- What to produce:
Write each line of the records below as an item in a numbered list, omitting any blank lines.

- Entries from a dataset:
•••••

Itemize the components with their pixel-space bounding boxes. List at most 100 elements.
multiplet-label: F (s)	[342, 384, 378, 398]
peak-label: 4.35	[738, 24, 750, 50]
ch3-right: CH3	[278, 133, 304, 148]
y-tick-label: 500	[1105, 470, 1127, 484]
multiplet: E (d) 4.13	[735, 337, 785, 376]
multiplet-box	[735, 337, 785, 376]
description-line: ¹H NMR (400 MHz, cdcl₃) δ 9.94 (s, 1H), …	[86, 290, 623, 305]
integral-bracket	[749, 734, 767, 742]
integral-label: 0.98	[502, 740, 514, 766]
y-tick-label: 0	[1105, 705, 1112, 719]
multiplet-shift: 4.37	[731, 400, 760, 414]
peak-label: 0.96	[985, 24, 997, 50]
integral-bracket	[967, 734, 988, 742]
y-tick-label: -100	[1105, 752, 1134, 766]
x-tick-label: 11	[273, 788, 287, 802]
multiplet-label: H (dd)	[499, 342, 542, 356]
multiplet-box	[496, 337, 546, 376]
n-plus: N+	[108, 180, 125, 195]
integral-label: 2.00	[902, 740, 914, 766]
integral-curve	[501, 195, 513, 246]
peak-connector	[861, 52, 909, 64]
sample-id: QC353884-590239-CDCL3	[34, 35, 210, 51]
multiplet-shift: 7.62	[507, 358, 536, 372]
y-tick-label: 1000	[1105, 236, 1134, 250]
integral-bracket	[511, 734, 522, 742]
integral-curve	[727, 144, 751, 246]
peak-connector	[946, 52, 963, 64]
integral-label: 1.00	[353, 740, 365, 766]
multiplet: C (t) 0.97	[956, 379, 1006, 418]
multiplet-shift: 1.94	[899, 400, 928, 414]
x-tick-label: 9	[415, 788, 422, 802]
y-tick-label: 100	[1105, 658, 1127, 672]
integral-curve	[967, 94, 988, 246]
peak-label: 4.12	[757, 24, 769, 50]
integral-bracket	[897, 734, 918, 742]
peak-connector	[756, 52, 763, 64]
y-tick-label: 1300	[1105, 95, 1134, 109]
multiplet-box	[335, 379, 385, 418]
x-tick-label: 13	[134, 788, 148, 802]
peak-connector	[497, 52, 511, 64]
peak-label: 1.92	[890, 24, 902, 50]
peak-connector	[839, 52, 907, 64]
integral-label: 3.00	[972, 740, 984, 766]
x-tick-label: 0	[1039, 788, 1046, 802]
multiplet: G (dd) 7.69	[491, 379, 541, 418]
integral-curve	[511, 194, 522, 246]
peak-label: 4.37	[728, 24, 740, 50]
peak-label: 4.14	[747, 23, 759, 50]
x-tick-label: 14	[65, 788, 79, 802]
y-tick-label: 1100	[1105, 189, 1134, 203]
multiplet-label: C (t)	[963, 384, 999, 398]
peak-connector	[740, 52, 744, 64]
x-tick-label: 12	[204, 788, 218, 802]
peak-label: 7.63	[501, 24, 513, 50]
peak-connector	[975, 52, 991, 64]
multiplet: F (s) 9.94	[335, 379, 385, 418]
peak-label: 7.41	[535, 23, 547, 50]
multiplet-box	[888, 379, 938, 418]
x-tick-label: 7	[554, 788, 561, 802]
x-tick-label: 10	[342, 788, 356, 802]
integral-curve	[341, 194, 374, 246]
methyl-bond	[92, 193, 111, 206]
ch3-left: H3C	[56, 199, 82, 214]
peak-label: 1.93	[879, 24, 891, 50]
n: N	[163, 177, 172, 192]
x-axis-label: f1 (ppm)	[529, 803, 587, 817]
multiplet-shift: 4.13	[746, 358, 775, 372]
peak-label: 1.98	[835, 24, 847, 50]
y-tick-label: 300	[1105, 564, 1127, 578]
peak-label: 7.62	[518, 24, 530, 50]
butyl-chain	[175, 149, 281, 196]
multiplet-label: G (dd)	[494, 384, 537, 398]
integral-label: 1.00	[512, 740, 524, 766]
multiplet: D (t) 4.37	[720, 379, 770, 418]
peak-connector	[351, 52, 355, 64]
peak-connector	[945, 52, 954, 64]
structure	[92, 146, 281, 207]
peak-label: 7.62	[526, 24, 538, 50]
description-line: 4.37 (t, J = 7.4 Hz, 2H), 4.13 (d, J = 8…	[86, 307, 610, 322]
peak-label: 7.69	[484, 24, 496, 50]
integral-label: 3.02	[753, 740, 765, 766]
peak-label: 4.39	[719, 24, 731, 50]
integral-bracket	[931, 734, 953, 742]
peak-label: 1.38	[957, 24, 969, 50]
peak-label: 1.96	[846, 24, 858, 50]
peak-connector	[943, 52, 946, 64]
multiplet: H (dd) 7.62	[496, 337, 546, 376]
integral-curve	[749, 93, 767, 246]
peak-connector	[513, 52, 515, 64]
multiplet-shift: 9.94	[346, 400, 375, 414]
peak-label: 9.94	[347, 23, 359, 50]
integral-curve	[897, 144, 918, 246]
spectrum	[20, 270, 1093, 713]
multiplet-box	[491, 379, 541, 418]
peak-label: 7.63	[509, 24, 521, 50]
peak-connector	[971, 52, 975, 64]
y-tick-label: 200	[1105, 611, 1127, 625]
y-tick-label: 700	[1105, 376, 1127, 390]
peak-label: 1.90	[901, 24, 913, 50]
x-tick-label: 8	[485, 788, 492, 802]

•••••

- Written solution:
1. Itemize the components with their pixel-space bounding boxes. List at most 100 elements.
2. multiplet-label: F (s)	[342, 384, 378, 398]
3. peak-label: 4.35	[738, 24, 750, 50]
4. ch3-right: CH3	[278, 133, 304, 148]
5. y-tick-label: 500	[1105, 470, 1127, 484]
6. multiplet: E (d) 4.13	[735, 337, 785, 376]
7. multiplet-box	[735, 337, 785, 376]
8. description-line: ¹H NMR (400 MHz, cdcl₃) δ 9.94 (s, 1H), …	[86, 290, 623, 305]
9. integral-bracket	[749, 734, 767, 742]
10. integral-label: 0.98	[502, 740, 514, 766]
11. y-tick-label: 0	[1105, 705, 1112, 719]
12. multiplet-shift: 4.37	[731, 400, 760, 414]
13. peak-label: 0.96	[985, 24, 997, 50]
14. integral-bracket	[967, 734, 988, 742]
15. y-tick-label: -100	[1105, 752, 1134, 766]
16. x-tick-label: 11	[273, 788, 287, 802]
17. multiplet-label: H (dd)	[499, 342, 542, 356]
18. multiplet-box	[496, 337, 546, 376]
19. n-plus: N+	[108, 180, 125, 195]
20. integral-label: 2.00	[902, 740, 914, 766]
21. integral-curve	[501, 195, 513, 246]
22. peak-connector	[861, 52, 909, 64]
23. sample-id: QC353884-590239-CDCL3	[34, 35, 210, 51]
24. multiplet-shift: 7.62	[507, 358, 536, 372]
25. y-tick-label: 1000	[1105, 236, 1134, 250]
26. integral-bracket	[511, 734, 522, 742]
27. integral-curve	[727, 144, 751, 246]
28. peak-connector	[946, 52, 963, 64]
29. integral-label: 1.00	[353, 740, 365, 766]
30. multiplet: C (t) 0.97	[956, 379, 1006, 418]
31. multiplet-shift: 1.94	[899, 400, 928, 414]
32. x-tick-label: 9	[415, 788, 422, 802]
33. y-tick-label: 100	[1105, 658, 1127, 672]
34. integral-curve	[967, 94, 988, 246]
35. peak-label: 4.12	[757, 24, 769, 50]
36. integral-bracket	[897, 734, 918, 742]
37. peak-connector	[756, 52, 763, 64]
38. y-tick-label: 1300	[1105, 95, 1134, 109]
39. multiplet-box	[335, 379, 385, 418]
40. x-tick-label: 13	[134, 788, 148, 802]
41. peak-connector	[497, 52, 511, 64]
42. peak-label: 1.92	[890, 24, 902, 50]
43. peak-connector	[839, 52, 907, 64]
44. integral-label: 3.00	[972, 740, 984, 766]
45. x-tick-label: 0	[1039, 788, 1046, 802]
46. multiplet: G (dd) 7.69	[491, 379, 541, 418]
47. integral-curve	[511, 194, 522, 246]
48. peak-label: 4.37	[728, 24, 740, 50]
49. peak-label: 4.14	[747, 23, 759, 50]
50. x-tick-label: 14	[65, 788, 79, 802]
51. y-tick-label: 1100	[1105, 189, 1134, 203]
52. multiplet-label: C (t)	[963, 384, 999, 398]
53. peak-connector	[740, 52, 744, 64]
54. x-tick-label: 12	[204, 788, 218, 802]
55. peak-label: 7.63	[501, 24, 513, 50]
56. peak-connector	[975, 52, 991, 64]
57. multiplet: F (s) 9.94	[335, 379, 385, 418]
58. peak-label: 7.41	[535, 23, 547, 50]
59. multiplet-box	[888, 379, 938, 418]
60. x-tick-label: 7	[554, 788, 561, 802]
61. x-tick-label: 10	[342, 788, 356, 802]
62. integral-curve	[341, 194, 374, 246]
63. methyl-bond	[92, 193, 111, 206]
64. ch3-left: H3C	[56, 199, 82, 214]
65. peak-label: 1.93	[879, 24, 891, 50]
66. n: N	[163, 177, 172, 192]
67. x-axis-label: f1 (ppm)	[529, 803, 587, 817]
68. multiplet-shift: 4.13	[746, 358, 775, 372]
69. peak-label: 1.98	[835, 24, 847, 50]
70. y-tick-label: 300	[1105, 564, 1127, 578]
71. peak-label: 7.62	[518, 24, 530, 50]
72. butyl-chain	[175, 149, 281, 196]
73. multiplet-label: G (dd)	[494, 384, 537, 398]
74. integral-label: 1.00	[512, 740, 524, 766]
75. multiplet: D (t) 4.37	[720, 379, 770, 418]
76. peak-connector	[351, 52, 355, 64]
77. peak-connector	[945, 52, 954, 64]
78. structure	[92, 146, 281, 207]
79. peak-label: 7.62	[526, 24, 538, 50]
80. description-line: 4.37 (t, J = 7.4 Hz, 2H), 4.13 (d, J = 8…	[86, 307, 610, 322]
81. peak-label: 7.69	[484, 24, 496, 50]
82. integral-label: 3.02	[753, 740, 765, 766]
83. peak-label: 4.39	[719, 24, 731, 50]
84. integral-bracket	[931, 734, 953, 742]
85. peak-label: 1.38	[957, 24, 969, 50]
86. peak-label: 1.96	[846, 24, 858, 50]
87. peak-connector	[943, 52, 946, 64]
88. multiplet: H (dd) 7.62	[496, 337, 546, 376]
89. integral-curve	[749, 93, 767, 246]
90. peak-connector	[513, 52, 515, 64]
91. multiplet-shift: 9.94	[346, 400, 375, 414]
92. peak-label: 9.94	[347, 23, 359, 50]
93. integral-curve	[897, 144, 918, 246]
94. spectrum	[20, 270, 1093, 713]
95. multiplet-box	[491, 379, 541, 418]
96. peak-label: 7.63	[509, 24, 521, 50]
97. peak-connector	[971, 52, 975, 64]
98. y-tick-label: 200	[1105, 611, 1127, 625]
99. y-tick-label: 700	[1105, 376, 1127, 390]
100. peak-label: 1.90	[901, 24, 913, 50]
101. x-tick-label: 8	[485, 788, 492, 802]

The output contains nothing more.